> Task to carry out
Leave out the images; return the rest of the data exactly.

> Data supplied
= = = =

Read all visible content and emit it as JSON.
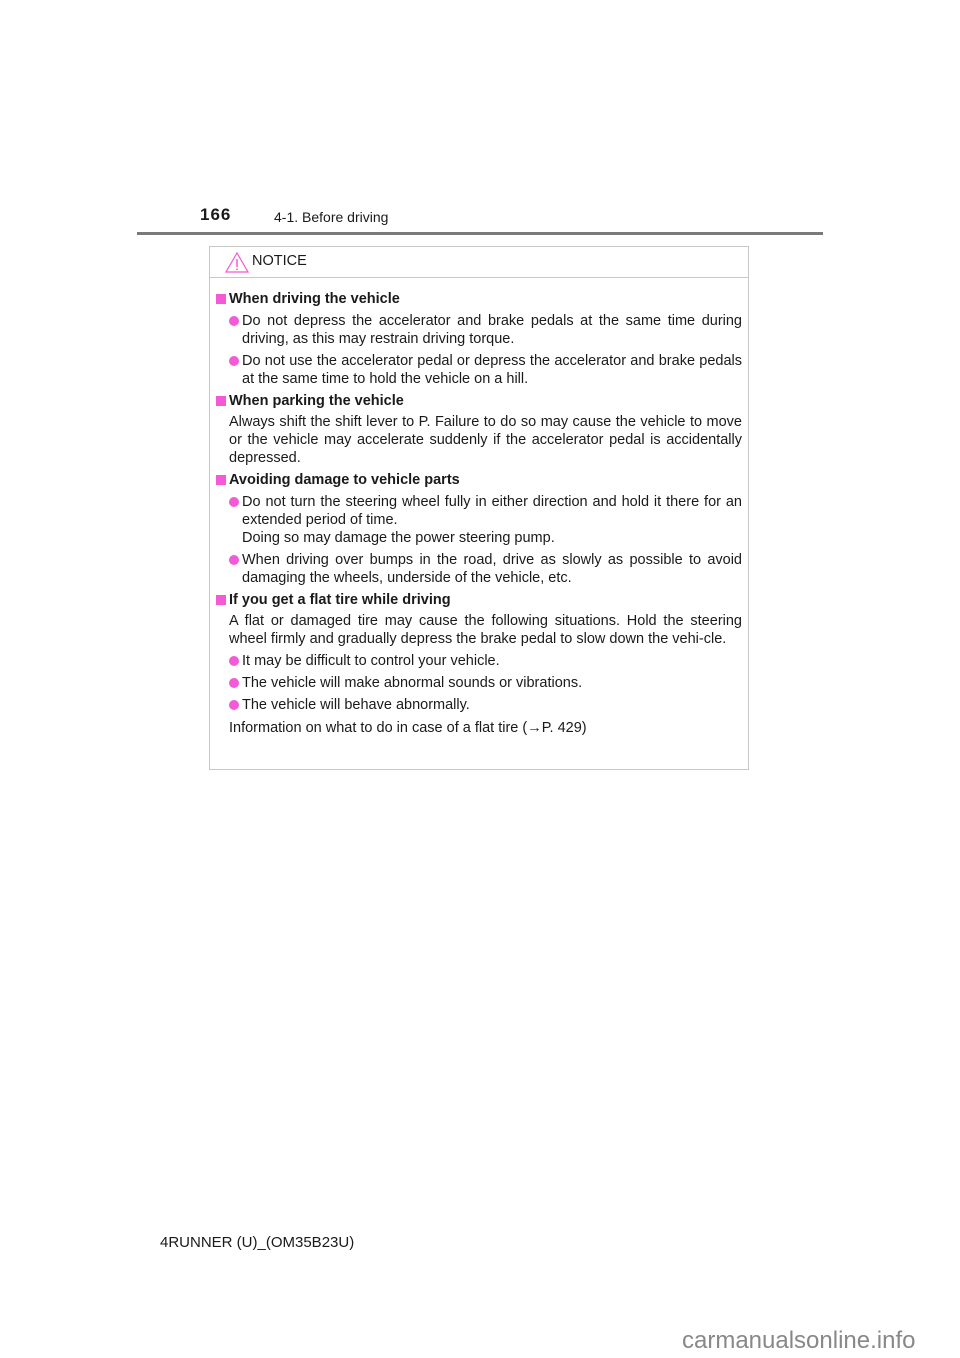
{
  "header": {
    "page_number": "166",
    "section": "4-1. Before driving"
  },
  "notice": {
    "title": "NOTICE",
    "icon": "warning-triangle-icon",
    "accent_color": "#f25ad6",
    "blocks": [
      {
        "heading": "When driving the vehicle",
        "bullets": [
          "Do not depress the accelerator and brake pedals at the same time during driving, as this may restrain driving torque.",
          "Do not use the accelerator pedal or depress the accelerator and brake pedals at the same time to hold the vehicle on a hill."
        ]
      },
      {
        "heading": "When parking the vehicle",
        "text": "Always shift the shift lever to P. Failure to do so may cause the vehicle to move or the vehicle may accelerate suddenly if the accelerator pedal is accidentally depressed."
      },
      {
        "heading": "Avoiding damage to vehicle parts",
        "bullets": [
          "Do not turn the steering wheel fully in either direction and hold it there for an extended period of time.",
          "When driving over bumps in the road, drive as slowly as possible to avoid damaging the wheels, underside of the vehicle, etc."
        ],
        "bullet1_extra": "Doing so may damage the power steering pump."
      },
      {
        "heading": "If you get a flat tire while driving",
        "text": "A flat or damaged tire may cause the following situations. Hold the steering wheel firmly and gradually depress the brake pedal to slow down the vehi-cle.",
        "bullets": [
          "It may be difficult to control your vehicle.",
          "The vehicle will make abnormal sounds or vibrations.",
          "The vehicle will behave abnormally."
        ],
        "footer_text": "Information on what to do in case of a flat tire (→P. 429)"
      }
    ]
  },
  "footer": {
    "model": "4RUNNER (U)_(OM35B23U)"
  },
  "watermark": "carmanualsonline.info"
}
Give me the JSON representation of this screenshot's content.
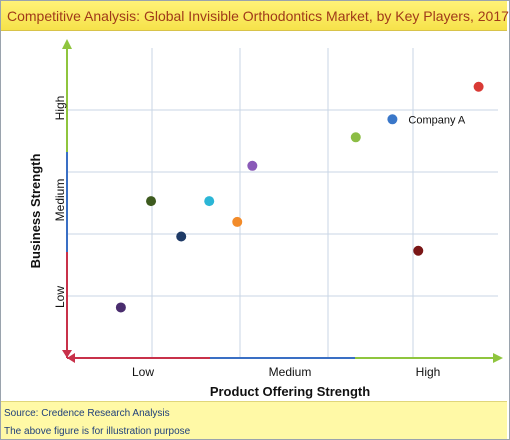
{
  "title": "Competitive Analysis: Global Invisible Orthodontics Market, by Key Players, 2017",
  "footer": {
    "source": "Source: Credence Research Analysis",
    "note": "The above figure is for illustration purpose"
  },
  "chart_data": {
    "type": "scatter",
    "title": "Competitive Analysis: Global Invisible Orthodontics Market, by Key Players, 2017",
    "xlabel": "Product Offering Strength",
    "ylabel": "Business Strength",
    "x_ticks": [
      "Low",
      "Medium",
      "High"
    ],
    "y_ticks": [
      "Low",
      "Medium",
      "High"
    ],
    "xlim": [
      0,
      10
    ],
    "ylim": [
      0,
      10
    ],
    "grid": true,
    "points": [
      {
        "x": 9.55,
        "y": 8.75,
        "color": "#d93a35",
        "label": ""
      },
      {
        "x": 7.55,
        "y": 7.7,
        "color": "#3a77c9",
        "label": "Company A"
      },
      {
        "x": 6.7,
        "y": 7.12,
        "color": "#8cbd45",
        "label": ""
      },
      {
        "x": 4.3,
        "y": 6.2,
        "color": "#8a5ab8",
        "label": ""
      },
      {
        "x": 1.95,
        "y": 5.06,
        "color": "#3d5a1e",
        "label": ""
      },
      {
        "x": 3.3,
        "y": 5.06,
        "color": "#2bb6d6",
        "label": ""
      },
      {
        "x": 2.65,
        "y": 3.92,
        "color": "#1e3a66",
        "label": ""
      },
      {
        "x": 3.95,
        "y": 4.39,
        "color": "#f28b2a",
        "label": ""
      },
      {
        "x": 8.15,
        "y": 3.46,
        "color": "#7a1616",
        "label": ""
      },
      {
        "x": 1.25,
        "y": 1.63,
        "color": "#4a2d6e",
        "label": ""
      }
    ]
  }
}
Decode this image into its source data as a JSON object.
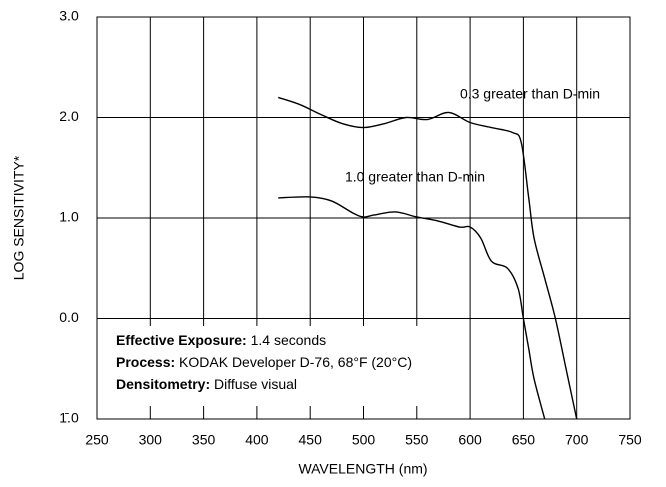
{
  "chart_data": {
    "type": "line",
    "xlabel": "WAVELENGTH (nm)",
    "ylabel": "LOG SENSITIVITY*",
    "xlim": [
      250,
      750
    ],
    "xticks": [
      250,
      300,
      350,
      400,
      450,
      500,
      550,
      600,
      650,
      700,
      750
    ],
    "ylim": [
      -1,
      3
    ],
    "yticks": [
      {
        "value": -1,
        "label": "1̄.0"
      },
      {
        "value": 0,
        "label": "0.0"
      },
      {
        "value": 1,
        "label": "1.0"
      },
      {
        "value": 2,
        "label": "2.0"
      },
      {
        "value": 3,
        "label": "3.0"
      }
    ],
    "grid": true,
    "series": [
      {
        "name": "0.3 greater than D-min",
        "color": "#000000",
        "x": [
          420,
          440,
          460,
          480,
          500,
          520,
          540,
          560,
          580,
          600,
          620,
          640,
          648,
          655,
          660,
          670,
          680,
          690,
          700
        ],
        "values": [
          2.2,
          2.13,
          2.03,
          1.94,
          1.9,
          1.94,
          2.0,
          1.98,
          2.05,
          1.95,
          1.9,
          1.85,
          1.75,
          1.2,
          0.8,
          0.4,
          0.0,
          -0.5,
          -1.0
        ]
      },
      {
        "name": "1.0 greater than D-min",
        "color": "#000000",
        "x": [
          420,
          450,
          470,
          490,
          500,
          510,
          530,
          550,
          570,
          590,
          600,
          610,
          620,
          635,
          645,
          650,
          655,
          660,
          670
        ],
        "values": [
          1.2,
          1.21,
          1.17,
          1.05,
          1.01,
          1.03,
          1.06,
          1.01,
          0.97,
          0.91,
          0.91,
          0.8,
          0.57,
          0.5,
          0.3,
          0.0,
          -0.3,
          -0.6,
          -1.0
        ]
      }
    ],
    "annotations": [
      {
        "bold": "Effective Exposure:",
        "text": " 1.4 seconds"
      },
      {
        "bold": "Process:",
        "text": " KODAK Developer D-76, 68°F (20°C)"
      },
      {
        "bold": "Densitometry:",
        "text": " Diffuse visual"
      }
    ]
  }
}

= = = =

> Correct response
Read all visible content and emit it as JSON.
{
  "header": {
    "page_number": "166",
    "section": "4-1. Before driving"
  },
  "notice": {
    "title": "NOTICE",
    "icon": "warning-triangle-icon",
    "accent_color": "#f25ad6",
    "blocks": [
      {
        "heading": "When driving the vehicle",
        "bullets": [
          "Do not depress the accelerator and brake pedals at the same time during driving, as this may restrain driving torque.",
          "Do not use the accelerator pedal or depress the accelerator and brake pedals at the same time to hold the vehicle on a hill."
        ]
      },
      {
        "heading": "When parking the vehicle",
        "text": "Always shift the shift lever to P. Failure to do so may cause the vehicle to move or the vehicle may accelerate suddenly if the accelerator pedal is accidentally depressed."
      },
      {
        "heading": "Avoiding damage to vehicle parts",
        "bullets": [
          "Do not turn the steering wheel fully in either direction and hold it there for an extended period of time.",
          "When driving over bumps in the road, drive as slowly as possible to avoid damaging the wheels, underside of the vehicle, etc."
        ],
        "bullet1_extra": "Doing so may damage the power steering pump."
      },
      {
        "heading": "If you get a flat tire while driving",
        "text": "A flat or damaged tire may cause the following situations. Hold the steering wheel firmly and gradually depress the brake pedal to slow down the vehi-cle.",
        "bullets": [
          "It may be difficult to control your vehicle.",
          "The vehicle will make abnormal sounds or vibrations.",
          "The vehicle will behave abnormally."
        ],
        "footer_text": "Information on what to do in case of a flat tire (→P. 429)"
      }
    ]
  },
  "footer": {
    "model": "4RUNNER (U)_(OM35B23U)"
  },
  "watermark": "carmanualsonline.info"
}
Give me the JSON representation of this screenshot's content.
{
  "title": "Competitive Analysis: Global Invisible Orthodontics Market, by Key Players, 2017",
  "footer": {
    "source": "Source: Credence Research Analysis",
    "note": "The above figure is for illustration purpose"
  },
  "chart_data": {
    "type": "scatter",
    "title": "Competitive Analysis: Global Invisible Orthodontics Market, by Key Players, 2017",
    "xlabel": "Product Offering Strength",
    "ylabel": "Business Strength",
    "x_ticks": [
      "Low",
      "Medium",
      "High"
    ],
    "y_ticks": [
      "Low",
      "Medium",
      "High"
    ],
    "xlim": [
      0,
      10
    ],
    "ylim": [
      0,
      10
    ],
    "grid": true,
    "points": [
      {
        "x": 9.55,
        "y": 8.75,
        "color": "#d93a35",
        "label": ""
      },
      {
        "x": 7.55,
        "y": 7.7,
        "color": "#3a77c9",
        "label": "Company A"
      },
      {
        "x": 6.7,
        "y": 7.12,
        "color": "#8cbd45",
        "label": ""
      },
      {
        "x": 4.3,
        "y": 6.2,
        "color": "#8a5ab8",
        "label": ""
      },
      {
        "x": 1.95,
        "y": 5.06,
        "color": "#3d5a1e",
        "label": ""
      },
      {
        "x": 3.3,
        "y": 5.06,
        "color": "#2bb6d6",
        "label": ""
      },
      {
        "x": 2.65,
        "y": 3.92,
        "color": "#1e3a66",
        "label": ""
      },
      {
        "x": 3.95,
        "y": 4.39,
        "color": "#f28b2a",
        "label": ""
      },
      {
        "x": 8.15,
        "y": 3.46,
        "color": "#7a1616",
        "label": ""
      },
      {
        "x": 1.25,
        "y": 1.63,
        "color": "#4a2d6e",
        "label": ""
      }
    ]
  }
}
Decode this image into its source data as a JSON object.
{
  "chart_data": {
    "type": "line",
    "xlabel": "WAVELENGTH (nm)",
    "ylabel": "LOG SENSITIVITY*",
    "xlim": [
      250,
      750
    ],
    "xticks": [
      250,
      300,
      350,
      400,
      450,
      500,
      550,
      600,
      650,
      700,
      750
    ],
    "ylim": [
      -1,
      3
    ],
    "yticks": [
      {
        "value": -1,
        "label": "1̄.0"
      },
      {
        "value": 0,
        "label": "0.0"
      },
      {
        "value": 1,
        "label": "1.0"
      },
      {
        "value": 2,
        "label": "2.0"
      },
      {
        "value": 3,
        "label": "3.0"
      }
    ],
    "grid": true,
    "series": [
      {
        "name": "0.3 greater than D-min",
        "color": "#000000",
        "x": [
          420,
          440,
          460,
          480,
          500,
          520,
          540,
          560,
          580,
          600,
          620,
          640,
          648,
          655,
          660,
          670,
          680,
          690,
          700
        ],
        "values": [
          2.2,
          2.13,
          2.03,
          1.94,
          1.9,
          1.94,
          2.0,
          1.98,
          2.05,
          1.95,
          1.9,
          1.85,
          1.75,
          1.2,
          0.8,
          0.4,
          0.0,
          -0.5,
          -1.0
        ]
      },
      {
        "name": "1.0 greater than D-min",
        "color": "#000000",
        "x": [
          420,
          450,
          470,
          490,
          500,
          510,
          530,
          550,
          570,
          590,
          600,
          610,
          620,
          635,
          645,
          650,
          655,
          660,
          670
        ],
        "values": [
          1.2,
          1.21,
          1.17,
          1.05,
          1.01,
          1.03,
          1.06,
          1.01,
          0.97,
          0.91,
          0.91,
          0.8,
          0.57,
          0.5,
          0.3,
          0.0,
          -0.3,
          -0.6,
          -1.0
        ]
      }
    ],
    "annotations": [
      {
        "bold": "Effective Exposure:",
        "text": " 1.4 seconds"
      },
      {
        "bold": "Process:",
        "text": " KODAK Developer D-76, 68°F (20°C)"
      },
      {
        "bold": "Densitometry:",
        "text": " Diffuse visual"
      }
    ]
  }
}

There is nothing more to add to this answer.